**EXERCISE REQUIREMENTS**: Output as a JSON list of strings, one per line, every line of the items from the line containing "svg-text:k71: k71 [498, 23, 513, 34]" up to and including the line containing "push button k20 [371, 197, 411, 224]", skipping blank lines.

○ ○ ○ ○ ○

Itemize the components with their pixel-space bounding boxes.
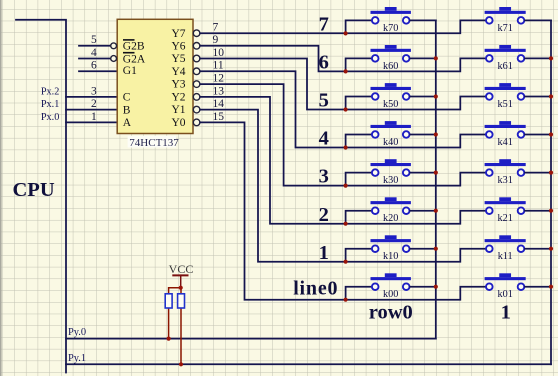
svg-text:k71: k71 [498, 23, 513, 34]
svg-text:74HCT137: 74HCT137 [129, 137, 179, 149]
pin name Y5 with inversion bubble [171, 53, 199, 65]
svg-text:row0: row0 [369, 301, 413, 323]
pin number 6 [91, 60, 97, 72]
junction k61 / column 1 [549, 56, 553, 60]
node label 4 [319, 128, 329, 150]
push button k61 [485, 45, 526, 72]
pin number 15 [213, 111, 225, 123]
wire CPU to pin 3 [66, 96, 118, 98]
svg-text:Px.0: Px.0 [41, 112, 59, 123]
junction k50 / column row0 [434, 94, 438, 98]
svg-text:Y6: Y6 [171, 40, 185, 52]
pin number 10 [213, 47, 225, 59]
pin name G1 (pin 6) [123, 65, 137, 77]
wire branch to k00 left terminal [346, 287, 372, 300]
wire Py.0 [66, 338, 436, 340]
junction row 3 branch [344, 184, 348, 188]
svg-text:5: 5 [91, 34, 97, 46]
pin name Y6 with inversion bubble [171, 40, 199, 52]
junction row 1 branch [344, 260, 348, 264]
svg-text:3: 3 [319, 166, 329, 188]
pin number 9 [213, 34, 219, 46]
svg-text:Y4: Y4 [171, 66, 185, 78]
svg-text:7: 7 [319, 14, 329, 36]
svg-text:k60: k60 [383, 61, 398, 72]
node label 6 [319, 52, 329, 74]
wire net row line0 from Y0 to keys [200, 122, 485, 299]
junction k10 / column row0 [434, 247, 438, 251]
pin name Y3 with inversion bubble [171, 79, 199, 91]
svg-text:Y5: Y5 [171, 53, 185, 65]
wire column row0 down to Py.0 [435, 20, 437, 338]
wire k41 right terminal to column 1 [525, 134, 551, 136]
net label Py.1 [68, 353, 86, 364]
node label 2 [319, 204, 329, 226]
svg-text:3: 3 [91, 85, 97, 97]
push button k20 [371, 197, 411, 224]
pin name C (pin 3) [123, 92, 131, 104]
svg-text:1: 1 [319, 242, 329, 264]
junction k00 / column row0 [434, 285, 438, 289]
wire branch to k20 left terminal [346, 211, 372, 224]
svg-text:Y3: Y3 [171, 79, 185, 91]
svg-text:k21: k21 [498, 213, 513, 224]
push button k50 [371, 83, 411, 110]
svg-text:line0: line0 [293, 278, 338, 300]
wire net row 4 from Y4 to keys [200, 71, 485, 147]
push button k71 [485, 7, 526, 34]
wire CPU to pin 1 [66, 121, 118, 123]
wire branch to k50 left terminal [346, 97, 372, 110]
svg-text:k10: k10 [383, 251, 398, 262]
push button k21 [485, 197, 526, 224]
junction k31 / column 1 [549, 171, 553, 175]
pin number 7 [213, 22, 219, 34]
junction row 7 branch [344, 31, 348, 35]
wire k10 right terminal to column row0 [410, 248, 436, 250]
svg-text:11: 11 [213, 60, 224, 72]
wire pin 4 stub [79, 58, 111, 60]
push button k41 [485, 121, 526, 148]
svg-text:Y0: Y0 [171, 117, 185, 129]
CPU label [13, 179, 55, 201]
push button k60 [371, 45, 411, 72]
wire net row 1 from Y1 to keys [200, 110, 485, 262]
push button k10 [371, 235, 411, 262]
pin number 3 [91, 85, 97, 97]
svg-text:Py.0: Py.0 [68, 327, 86, 338]
pin number 13 [213, 85, 225, 97]
wire CPU to pin 2 [66, 109, 118, 111]
svg-text:4: 4 [91, 47, 97, 59]
wire k61 right terminal to column 1 [525, 57, 551, 59]
part value 74HCT137 [128, 136, 180, 149]
pin name Y7 with inversion bubble [171, 28, 199, 40]
push button k01 [485, 273, 526, 300]
svg-text:k70: k70 [383, 23, 398, 34]
svg-text:15: 15 [213, 111, 225, 123]
wire k31 right terminal to column 1 [525, 172, 551, 174]
svg-text:G1: G1 [123, 65, 137, 77]
pin number 11 [213, 60, 224, 72]
svg-text:CPU: CPU [13, 179, 55, 201]
svg-text:k41: k41 [498, 137, 513, 148]
svg-text:5: 5 [319, 90, 329, 112]
svg-text:k31: k31 [498, 175, 513, 186]
wire k50 right terminal to column row0 [410, 96, 436, 98]
resistor R1 (pull-up to Py.0) [165, 294, 172, 339]
pin name A (pin 1) [123, 117, 132, 129]
pin number 5 [91, 34, 97, 46]
svg-text:A: A [123, 117, 132, 129]
svg-text:G2A: G2A [123, 53, 146, 65]
wire k40 right terminal to column row0 [410, 134, 436, 136]
wire branch to k30 left terminal [346, 173, 372, 186]
junction k30 / column row0 [434, 171, 438, 175]
svg-text:4: 4 [319, 128, 329, 150]
svg-text:k51: k51 [498, 99, 513, 110]
wire branch to k10 left terminal [346, 249, 372, 262]
wire VCC junction to left resistor [169, 288, 181, 294]
junction row 6 branch [344, 69, 348, 73]
junction k40 / column row0 [434, 132, 438, 136]
svg-text:G2B: G2B [123, 41, 145, 53]
svg-text:13: 13 [213, 85, 225, 97]
pin name Y2 with inversion bubble [171, 92, 199, 104]
junction k01 / column 1 [549, 285, 553, 289]
wire k21 right terminal to column 1 [525, 210, 551, 212]
pin name G2A with inversion bubble (pin 4) [111, 53, 146, 66]
wire k70 right terminal to column row0 [410, 19, 436, 21]
svg-text:k11: k11 [498, 251, 513, 262]
column label row0 [369, 301, 413, 323]
junction k41 / column 1 [549, 132, 553, 136]
svg-text:2: 2 [319, 204, 329, 226]
wire net row 7 from Y7 to keys [200, 20, 485, 33]
svg-text:B: B [123, 104, 131, 116]
push button k70 [371, 7, 411, 34]
wire k11 right terminal to column 1 [525, 248, 551, 250]
junction row 5 branch [344, 107, 348, 111]
junction k51 / column 1 [549, 94, 553, 98]
svg-text:C: C [123, 92, 131, 104]
pin name Y0 with inversion bubble [171, 117, 199, 129]
wire branch to k40 left terminal [346, 135, 372, 148]
resistor R2 (pull-up to Py.1) [178, 288, 185, 365]
svg-text:k40: k40 [383, 137, 398, 148]
svg-text:7: 7 [213, 22, 219, 34]
wire k20 right terminal to column row0 [410, 210, 436, 212]
svg-text:6: 6 [91, 60, 97, 72]
wire k71 right terminal to column 1 [525, 19, 551, 21]
pin number 4 [91, 47, 97, 59]
wire net row 5 from Y5 to keys [200, 59, 485, 110]
svg-text:k61: k61 [498, 61, 513, 72]
svg-text:10: 10 [213, 47, 225, 59]
pin number 12 [213, 73, 225, 85]
push button k00 [371, 273, 411, 300]
svg-text:6: 6 [319, 52, 329, 74]
push button k11 [485, 235, 526, 262]
junction R2 / Py.1 [179, 362, 183, 366]
pin name G2B with inversion bubble (pin 5) [111, 40, 145, 53]
node label 7 [319, 14, 329, 36]
junction k20 / column row0 [434, 209, 438, 213]
node label 3 [319, 166, 329, 188]
junction k11 / column 1 [549, 247, 553, 251]
svg-text:Px.1: Px.1 [41, 99, 59, 110]
wire k01 right terminal to column 1 [525, 286, 551, 288]
power symbol VCC [169, 262, 194, 288]
CPU block outline (wire) [16, 20, 66, 373]
junction VCC / resistors [179, 286, 183, 290]
svg-text:9: 9 [213, 34, 219, 46]
wire net row 6 from Y6 to keys [200, 46, 485, 72]
svg-text:k01: k01 [498, 289, 513, 300]
svg-text:Y1: Y1 [171, 104, 185, 116]
svg-text:k00: k00 [383, 289, 398, 300]
svg-text:1: 1 [91, 111, 97, 123]
svg-text:k30: k30 [383, 175, 398, 186]
svg-text:2: 2 [91, 98, 97, 110]
push button k30 [371, 159, 411, 186]
wire k51 right terminal to column 1 [525, 96, 551, 98]
svg-text:VCC: VCC [169, 262, 194, 276]
svg-text:Py.1: Py.1 [68, 353, 86, 364]
junction row line0 branch [344, 298, 348, 302]
svg-text:k50: k50 [383, 99, 398, 110]
wire net row 2 from Y2 to keys [200, 97, 485, 224]
wire Py.1 [66, 363, 551, 365]
node label 5 [319, 90, 329, 112]
pin number 14 [213, 98, 225, 110]
wire k60 right terminal to column row0 [410, 57, 436, 59]
svg-text:Y2: Y2 [171, 92, 185, 104]
wire net row 3 from Y3 to keys [200, 84, 485, 186]
net label Px.1 [41, 99, 59, 110]
net label Px.0 [41, 112, 59, 123]
wire pin 5 stub [79, 45, 111, 47]
net label Px.2 [41, 86, 59, 97]
pin name B (pin 2) [123, 104, 131, 116]
junction row 2 branch [344, 222, 348, 226]
wire branch to k70 left terminal [346, 20, 372, 33]
push button k51 [485, 83, 526, 110]
wire pin 6 stub [79, 70, 118, 72]
junction R1 / Py.0 [167, 337, 171, 341]
svg-text:Px.2: Px.2 [41, 86, 59, 97]
wire k30 right terminal to column row0 [410, 172, 436, 174]
pin name Y1 with inversion bubble [171, 104, 199, 116]
svg-text:12: 12 [213, 73, 225, 85]
svg-text:Y7: Y7 [171, 28, 185, 40]
pin number 2 [91, 98, 97, 110]
decoder U1 74HCT137 body [117, 19, 193, 133]
pin number 1 [91, 111, 97, 123]
node label line0 [293, 278, 338, 300]
wire branch to k60 left terminal [346, 58, 372, 71]
wire k00 right terminal to column row0 [410, 286, 436, 288]
column label 1 [501, 301, 511, 323]
svg-text:14: 14 [213, 98, 225, 110]
node label 1 [319, 242, 329, 264]
push button k40 [371, 121, 411, 148]
junction row 4 branch [344, 145, 348, 149]
junction k21 / column 1 [549, 209, 553, 213]
net label Py.0 [68, 327, 86, 338]
push button k31 [485, 159, 526, 186]
svg-text:k20: k20 [383, 213, 398, 224]
junction k60 / column row0 [434, 56, 438, 60]
svg-text:1: 1 [501, 301, 511, 323]
pin name Y4 with inversion bubble [171, 66, 199, 78]
wire column 1 down to Py.1 [550, 20, 552, 364]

○ ○ ○ ○ ○

**THE SOLUTION**:
[
  "svg-text:k71: k71 [498, 23, 513, 34]",
  "svg-text:74HCT137: 74HCT137 [129, 137, 179, 149]",
  "pin name Y5 with inversion bubble [171, 53, 199, 65]",
  "svg-text:row0: row0 [369, 301, 413, 323]",
  "pin number 6 [91, 60, 97, 72]",
  "junction k61 / column 1 [549, 56, 553, 60]",
  "node label 4 [319, 128, 329, 150]",
  "push button k61 [485, 45, 526, 72]",
  "pin number 15 [213, 111, 225, 123]",
  "wire CPU to pin 3 [66, 96, 118, 98]",
  "svg-text:Px.0: Px.0 [41, 112, 59, 123]",
  "junction k50 / column row0 [434, 94, 438, 98]",
  "svg-text:Y6: Y6 [171, 40, 185, 52]",
  "pin number 10 [213, 47, 225, 59]",
  "pin name G1 (pin 6) [123, 65, 137, 77]",
  "wire branch to k00 left terminal [346, 287, 372, 300]",
  "wire Py.0 [66, 338, 436, 340]",
  "junction row 3 branch [344, 184, 348, 188]",
  "svg-text:5: 5 [91, 34, 97, 46]",
  "pin name Y6 with inversion bubble [171, 40, 199, 52]",
  "junction row 1 branch [344, 260, 348, 264]",
  "svg-text:3: 3 [319, 166, 329, 188]",
  "pin number 9 [213, 34, 219, 46]",
  "svg-text:Y4: Y4 [171, 66, 185, 78]",
  "svg-text:7: 7 [319, 14, 329, 36]",
  "svg-text:k60: k60 [383, 61, 398, 72]",
  "node label 6 [319, 52, 329, 74]",
  "wire net row line0 from Y0 to keys [200, 122, 485, 299]",
  "junction k10 / column row0 [434, 247, 438, 251]",
  "pin name Y3 with inversion bubble [171, 79, 199, 91]",
  "svg-text:Y5: Y5 [171, 53, 185, 65]",
  "wire column row0 down to Py.0 [435, 20, 437, 338]",
  "wire k41 right terminal to column 1 [525, 134, 551, 136]",
  "net label Py.1 [68, 353, 86, 364]",
  "node label 2 [319, 204, 329, 226]",
  "svg-text:3: 3 [91, 85, 97, 97]",
  "push button k20 [371, 197, 411, 224]"
]